→ **EXERCISE REQUIREMENTS**
Look below and pull out each line with the word "والی".

• • • • •

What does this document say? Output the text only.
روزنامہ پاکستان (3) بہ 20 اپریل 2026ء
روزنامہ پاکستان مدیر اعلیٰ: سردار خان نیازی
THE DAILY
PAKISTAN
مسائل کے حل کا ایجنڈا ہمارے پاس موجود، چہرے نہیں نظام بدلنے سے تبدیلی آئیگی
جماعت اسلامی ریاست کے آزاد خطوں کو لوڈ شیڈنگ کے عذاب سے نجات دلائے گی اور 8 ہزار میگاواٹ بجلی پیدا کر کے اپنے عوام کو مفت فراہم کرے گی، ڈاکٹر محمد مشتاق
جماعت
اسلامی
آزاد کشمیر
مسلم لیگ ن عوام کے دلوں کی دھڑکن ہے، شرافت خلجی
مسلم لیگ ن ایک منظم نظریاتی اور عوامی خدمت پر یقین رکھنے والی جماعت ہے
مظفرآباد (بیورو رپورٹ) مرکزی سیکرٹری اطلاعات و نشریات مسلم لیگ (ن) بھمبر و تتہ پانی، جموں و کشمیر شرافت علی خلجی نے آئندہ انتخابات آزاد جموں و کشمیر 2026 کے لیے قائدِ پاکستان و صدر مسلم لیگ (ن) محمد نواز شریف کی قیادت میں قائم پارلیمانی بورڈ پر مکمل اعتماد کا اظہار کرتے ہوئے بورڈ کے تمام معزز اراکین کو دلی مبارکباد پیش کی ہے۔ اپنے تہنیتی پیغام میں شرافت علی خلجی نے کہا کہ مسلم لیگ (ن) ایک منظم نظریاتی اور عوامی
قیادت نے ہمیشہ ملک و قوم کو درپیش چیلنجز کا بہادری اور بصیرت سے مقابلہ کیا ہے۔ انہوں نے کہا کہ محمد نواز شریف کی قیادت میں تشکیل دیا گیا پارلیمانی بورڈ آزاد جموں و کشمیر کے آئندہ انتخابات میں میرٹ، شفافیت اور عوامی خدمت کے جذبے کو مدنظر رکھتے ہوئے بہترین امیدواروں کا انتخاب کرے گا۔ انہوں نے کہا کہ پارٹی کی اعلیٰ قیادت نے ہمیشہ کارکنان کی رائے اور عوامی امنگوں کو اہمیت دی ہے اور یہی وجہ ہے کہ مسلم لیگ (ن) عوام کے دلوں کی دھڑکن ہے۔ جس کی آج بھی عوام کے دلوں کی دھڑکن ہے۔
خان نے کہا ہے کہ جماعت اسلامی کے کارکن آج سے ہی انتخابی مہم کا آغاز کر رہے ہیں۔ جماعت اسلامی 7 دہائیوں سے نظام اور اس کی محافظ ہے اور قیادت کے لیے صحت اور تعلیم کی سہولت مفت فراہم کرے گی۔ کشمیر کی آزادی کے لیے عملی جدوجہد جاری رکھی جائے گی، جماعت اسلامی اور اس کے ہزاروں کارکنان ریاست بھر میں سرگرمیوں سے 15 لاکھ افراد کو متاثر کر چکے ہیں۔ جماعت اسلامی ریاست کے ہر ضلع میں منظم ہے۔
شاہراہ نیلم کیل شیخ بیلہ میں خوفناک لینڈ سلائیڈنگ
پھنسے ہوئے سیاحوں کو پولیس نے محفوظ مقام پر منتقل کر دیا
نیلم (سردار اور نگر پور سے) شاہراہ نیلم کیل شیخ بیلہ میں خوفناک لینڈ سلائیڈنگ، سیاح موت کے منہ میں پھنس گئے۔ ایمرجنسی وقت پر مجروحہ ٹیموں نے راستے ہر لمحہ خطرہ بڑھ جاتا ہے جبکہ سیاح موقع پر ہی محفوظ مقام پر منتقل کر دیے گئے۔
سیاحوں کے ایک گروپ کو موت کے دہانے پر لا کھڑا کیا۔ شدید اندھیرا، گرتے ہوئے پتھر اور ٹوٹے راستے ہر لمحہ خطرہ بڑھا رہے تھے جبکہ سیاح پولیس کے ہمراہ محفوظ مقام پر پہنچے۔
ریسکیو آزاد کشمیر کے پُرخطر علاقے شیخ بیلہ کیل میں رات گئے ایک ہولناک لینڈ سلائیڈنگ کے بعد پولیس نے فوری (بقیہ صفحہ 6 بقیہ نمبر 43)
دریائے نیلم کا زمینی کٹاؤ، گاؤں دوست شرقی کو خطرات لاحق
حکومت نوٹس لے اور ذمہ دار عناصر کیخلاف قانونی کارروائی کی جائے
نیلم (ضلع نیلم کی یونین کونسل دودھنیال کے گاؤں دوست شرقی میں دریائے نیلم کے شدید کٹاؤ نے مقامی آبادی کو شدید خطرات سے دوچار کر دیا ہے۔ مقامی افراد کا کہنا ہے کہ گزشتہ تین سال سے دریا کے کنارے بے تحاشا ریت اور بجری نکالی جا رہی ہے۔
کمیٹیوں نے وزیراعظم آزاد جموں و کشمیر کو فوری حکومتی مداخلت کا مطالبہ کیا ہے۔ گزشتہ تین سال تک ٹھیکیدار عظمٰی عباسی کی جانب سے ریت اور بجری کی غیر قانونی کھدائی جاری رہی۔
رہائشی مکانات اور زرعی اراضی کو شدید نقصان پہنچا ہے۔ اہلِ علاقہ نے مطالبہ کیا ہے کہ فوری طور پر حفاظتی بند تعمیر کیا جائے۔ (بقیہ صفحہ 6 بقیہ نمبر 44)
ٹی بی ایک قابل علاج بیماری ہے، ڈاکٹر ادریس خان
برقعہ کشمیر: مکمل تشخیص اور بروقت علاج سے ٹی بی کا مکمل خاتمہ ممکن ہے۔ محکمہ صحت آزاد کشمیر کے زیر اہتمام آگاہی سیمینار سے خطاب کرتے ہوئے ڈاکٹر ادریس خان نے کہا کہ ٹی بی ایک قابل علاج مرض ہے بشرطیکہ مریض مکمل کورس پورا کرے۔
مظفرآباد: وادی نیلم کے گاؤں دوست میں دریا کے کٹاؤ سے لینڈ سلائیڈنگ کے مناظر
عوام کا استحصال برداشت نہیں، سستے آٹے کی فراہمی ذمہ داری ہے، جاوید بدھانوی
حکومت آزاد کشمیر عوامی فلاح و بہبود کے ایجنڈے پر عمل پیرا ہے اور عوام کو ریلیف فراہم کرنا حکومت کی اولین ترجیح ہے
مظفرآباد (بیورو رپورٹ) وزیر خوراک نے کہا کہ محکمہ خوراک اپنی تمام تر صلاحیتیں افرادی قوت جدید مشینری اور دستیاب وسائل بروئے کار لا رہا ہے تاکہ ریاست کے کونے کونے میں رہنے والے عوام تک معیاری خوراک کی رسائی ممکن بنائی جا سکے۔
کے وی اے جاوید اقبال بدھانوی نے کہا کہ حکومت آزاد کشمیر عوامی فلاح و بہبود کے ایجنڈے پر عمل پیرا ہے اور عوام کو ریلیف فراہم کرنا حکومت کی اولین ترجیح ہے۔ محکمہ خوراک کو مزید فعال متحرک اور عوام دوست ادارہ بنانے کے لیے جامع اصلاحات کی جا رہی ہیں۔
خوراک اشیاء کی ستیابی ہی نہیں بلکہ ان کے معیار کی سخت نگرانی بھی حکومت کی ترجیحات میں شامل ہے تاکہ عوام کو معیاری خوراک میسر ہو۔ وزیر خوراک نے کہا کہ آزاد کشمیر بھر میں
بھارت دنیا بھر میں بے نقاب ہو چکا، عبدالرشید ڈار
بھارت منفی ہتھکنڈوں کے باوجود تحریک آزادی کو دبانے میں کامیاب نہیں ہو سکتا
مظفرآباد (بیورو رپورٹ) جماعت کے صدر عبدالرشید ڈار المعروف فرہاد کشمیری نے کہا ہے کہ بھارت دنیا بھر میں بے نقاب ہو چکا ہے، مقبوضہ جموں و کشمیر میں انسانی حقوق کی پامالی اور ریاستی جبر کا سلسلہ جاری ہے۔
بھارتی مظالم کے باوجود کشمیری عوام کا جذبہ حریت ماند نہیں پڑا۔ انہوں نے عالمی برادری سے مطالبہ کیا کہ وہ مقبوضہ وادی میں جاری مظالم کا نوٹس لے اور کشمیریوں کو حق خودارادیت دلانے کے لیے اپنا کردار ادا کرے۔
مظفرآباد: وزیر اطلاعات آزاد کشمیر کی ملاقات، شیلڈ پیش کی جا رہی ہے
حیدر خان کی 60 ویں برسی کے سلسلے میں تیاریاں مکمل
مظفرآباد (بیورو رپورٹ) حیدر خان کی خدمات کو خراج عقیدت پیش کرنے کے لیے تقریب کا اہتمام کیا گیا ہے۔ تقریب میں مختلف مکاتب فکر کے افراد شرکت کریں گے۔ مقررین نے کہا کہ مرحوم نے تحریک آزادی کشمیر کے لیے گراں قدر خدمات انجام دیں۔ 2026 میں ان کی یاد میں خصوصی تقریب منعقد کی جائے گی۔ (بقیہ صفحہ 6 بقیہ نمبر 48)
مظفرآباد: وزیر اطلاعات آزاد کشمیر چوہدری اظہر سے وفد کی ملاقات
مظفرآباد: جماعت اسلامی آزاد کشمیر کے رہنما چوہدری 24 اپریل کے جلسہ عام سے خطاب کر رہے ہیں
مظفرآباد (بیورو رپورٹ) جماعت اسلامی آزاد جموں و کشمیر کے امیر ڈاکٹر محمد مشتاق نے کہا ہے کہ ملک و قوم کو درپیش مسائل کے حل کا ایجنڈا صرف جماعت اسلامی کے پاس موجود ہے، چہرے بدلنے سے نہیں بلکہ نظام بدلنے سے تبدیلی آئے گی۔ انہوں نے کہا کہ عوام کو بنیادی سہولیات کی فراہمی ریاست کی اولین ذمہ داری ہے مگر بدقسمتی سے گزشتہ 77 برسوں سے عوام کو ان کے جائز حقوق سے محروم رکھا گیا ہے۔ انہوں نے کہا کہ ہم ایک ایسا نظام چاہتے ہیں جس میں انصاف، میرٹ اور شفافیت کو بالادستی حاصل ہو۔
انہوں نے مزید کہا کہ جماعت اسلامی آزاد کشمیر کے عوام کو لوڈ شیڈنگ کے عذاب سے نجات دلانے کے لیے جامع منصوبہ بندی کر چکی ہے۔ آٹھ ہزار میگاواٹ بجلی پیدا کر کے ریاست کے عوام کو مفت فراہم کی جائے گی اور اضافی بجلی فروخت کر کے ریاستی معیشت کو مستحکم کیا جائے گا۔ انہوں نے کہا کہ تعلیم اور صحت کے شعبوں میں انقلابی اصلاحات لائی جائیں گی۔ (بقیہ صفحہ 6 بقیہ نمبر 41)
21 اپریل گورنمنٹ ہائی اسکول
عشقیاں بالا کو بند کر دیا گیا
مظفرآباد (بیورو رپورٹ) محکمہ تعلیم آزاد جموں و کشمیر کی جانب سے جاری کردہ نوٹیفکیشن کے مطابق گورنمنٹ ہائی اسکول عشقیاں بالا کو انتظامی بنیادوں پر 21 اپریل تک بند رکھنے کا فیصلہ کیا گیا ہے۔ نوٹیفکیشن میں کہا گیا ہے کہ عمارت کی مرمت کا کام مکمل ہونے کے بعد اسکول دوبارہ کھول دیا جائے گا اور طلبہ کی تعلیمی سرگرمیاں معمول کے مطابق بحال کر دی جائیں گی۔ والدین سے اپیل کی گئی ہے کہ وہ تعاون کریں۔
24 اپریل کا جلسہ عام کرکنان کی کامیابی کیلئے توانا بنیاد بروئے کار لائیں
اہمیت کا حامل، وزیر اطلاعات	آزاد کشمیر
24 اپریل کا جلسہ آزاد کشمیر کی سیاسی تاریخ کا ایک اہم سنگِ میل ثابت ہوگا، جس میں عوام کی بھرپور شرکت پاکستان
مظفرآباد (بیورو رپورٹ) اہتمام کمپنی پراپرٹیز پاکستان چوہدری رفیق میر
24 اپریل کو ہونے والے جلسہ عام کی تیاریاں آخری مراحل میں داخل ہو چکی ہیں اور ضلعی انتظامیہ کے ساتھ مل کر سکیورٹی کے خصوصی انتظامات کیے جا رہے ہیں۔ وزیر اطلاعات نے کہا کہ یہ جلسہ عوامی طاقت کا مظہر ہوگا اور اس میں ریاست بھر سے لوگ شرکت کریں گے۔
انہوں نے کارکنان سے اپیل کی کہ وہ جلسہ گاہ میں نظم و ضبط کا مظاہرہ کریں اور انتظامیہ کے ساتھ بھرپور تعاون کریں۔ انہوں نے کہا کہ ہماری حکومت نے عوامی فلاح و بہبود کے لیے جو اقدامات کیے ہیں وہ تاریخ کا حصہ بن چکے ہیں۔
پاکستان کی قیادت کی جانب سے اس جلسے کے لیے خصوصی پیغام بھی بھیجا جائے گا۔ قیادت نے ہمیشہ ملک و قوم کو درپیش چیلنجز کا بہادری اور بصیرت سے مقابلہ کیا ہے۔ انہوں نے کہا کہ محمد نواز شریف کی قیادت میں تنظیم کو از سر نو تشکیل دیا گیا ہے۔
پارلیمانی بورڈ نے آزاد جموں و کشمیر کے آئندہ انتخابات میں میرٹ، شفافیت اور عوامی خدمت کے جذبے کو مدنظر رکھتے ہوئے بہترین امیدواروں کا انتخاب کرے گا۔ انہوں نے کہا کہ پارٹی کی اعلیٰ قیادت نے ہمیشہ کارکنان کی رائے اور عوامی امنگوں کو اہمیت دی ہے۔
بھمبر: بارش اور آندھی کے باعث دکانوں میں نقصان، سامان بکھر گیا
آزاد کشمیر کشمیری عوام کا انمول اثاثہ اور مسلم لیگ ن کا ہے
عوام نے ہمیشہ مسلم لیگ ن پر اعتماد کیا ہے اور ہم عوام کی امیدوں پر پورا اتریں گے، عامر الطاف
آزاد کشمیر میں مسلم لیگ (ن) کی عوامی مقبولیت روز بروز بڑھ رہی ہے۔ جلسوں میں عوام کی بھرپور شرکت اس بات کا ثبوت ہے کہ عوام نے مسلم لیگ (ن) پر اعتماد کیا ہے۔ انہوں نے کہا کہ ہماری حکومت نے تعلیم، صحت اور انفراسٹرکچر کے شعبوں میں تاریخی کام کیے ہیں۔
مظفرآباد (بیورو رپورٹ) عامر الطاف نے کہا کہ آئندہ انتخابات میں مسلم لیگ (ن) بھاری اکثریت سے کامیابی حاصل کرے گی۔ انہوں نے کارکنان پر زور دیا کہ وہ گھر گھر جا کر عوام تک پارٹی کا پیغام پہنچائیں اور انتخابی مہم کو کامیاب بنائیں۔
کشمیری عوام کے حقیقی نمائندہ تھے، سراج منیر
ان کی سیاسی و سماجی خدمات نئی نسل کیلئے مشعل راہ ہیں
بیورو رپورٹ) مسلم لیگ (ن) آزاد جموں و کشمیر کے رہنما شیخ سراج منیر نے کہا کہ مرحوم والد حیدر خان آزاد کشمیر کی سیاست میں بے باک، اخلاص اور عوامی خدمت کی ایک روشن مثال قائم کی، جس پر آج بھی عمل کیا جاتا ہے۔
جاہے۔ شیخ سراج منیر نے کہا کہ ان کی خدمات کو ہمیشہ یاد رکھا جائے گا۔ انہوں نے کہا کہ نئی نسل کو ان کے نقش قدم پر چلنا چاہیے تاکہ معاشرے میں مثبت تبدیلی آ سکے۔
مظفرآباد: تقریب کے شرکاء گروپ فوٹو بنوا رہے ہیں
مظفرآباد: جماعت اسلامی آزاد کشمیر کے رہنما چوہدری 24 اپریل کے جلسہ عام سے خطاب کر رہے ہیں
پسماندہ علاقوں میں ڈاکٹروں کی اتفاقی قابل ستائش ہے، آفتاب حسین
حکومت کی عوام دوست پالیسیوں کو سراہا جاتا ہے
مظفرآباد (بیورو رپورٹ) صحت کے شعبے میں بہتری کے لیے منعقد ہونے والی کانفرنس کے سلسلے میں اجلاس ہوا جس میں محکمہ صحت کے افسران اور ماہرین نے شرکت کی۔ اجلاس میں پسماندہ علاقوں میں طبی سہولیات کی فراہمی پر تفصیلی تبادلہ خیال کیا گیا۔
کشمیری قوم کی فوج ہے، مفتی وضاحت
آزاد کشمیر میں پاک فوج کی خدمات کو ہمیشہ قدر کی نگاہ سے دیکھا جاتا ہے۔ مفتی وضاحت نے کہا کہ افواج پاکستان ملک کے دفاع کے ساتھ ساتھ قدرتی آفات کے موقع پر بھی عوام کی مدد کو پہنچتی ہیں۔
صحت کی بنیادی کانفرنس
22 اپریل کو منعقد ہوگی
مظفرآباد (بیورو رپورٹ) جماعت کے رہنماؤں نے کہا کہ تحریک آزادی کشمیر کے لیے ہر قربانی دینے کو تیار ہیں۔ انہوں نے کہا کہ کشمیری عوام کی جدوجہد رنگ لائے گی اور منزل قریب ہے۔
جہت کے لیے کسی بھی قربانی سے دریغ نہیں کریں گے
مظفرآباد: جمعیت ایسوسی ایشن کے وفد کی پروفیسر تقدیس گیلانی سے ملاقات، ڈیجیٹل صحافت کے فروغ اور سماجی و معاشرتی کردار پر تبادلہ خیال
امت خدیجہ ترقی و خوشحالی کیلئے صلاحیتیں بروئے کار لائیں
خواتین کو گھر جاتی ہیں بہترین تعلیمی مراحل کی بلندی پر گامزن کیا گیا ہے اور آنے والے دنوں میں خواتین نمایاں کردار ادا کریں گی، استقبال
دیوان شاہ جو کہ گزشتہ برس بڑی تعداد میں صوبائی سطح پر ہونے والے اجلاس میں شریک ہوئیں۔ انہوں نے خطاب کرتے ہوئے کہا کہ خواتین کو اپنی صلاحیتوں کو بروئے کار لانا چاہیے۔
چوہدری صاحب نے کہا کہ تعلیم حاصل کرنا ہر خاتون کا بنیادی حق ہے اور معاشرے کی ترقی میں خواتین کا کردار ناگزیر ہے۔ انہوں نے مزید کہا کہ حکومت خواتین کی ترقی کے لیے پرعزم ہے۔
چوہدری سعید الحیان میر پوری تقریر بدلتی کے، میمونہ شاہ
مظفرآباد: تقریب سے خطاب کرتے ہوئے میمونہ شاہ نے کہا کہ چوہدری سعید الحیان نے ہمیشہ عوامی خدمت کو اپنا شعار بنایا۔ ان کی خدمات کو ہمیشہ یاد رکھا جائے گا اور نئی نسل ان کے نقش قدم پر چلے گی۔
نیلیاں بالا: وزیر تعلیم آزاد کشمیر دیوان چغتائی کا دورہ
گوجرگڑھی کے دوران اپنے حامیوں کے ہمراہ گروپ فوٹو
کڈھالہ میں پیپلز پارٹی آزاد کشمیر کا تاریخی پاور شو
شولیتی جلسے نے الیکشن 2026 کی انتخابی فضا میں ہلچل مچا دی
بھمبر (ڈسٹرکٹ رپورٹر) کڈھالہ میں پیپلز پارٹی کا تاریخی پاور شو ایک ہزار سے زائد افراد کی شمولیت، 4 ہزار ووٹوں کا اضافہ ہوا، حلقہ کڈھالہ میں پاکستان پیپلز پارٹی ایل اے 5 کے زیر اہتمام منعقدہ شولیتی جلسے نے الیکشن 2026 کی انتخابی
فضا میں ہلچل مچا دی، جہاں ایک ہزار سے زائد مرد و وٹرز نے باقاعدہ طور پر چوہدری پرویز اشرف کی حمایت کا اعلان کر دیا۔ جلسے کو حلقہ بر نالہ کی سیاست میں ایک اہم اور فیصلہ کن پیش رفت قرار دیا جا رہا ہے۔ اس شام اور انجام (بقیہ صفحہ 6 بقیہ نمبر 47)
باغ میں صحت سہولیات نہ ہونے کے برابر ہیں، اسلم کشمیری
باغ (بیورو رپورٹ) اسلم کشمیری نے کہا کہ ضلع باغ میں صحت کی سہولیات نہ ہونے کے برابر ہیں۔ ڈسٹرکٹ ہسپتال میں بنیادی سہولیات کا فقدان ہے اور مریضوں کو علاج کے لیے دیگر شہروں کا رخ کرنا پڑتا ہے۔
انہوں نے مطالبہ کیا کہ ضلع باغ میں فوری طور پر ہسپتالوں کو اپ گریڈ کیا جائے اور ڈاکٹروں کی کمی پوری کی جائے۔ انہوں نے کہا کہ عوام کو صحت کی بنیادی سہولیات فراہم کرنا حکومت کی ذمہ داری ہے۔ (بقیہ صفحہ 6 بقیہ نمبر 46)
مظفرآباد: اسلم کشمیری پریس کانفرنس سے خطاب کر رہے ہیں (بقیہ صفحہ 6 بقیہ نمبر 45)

• • • • •

→ **THE REPLY**
مسلم لیگ ن ایک منظم نظریاتی اور عوامی خدمت پر یقین رکھنے والی جماعت ہے
مظفرآباد (بیورو رپورٹ) صحت کے شعبے میں بہتری کے لیے منعقد ہونے والی کانفرنس کے سلسلے میں اجلاس ہوا جس میں محکمہ صحت کے افسران اور ماہرین نے شرکت کی۔ اجلاس میں پسماندہ علاقوں میں طبی سہولیات کی فراہمی پر تفصیلی تبادلہ خیال کیا گیا۔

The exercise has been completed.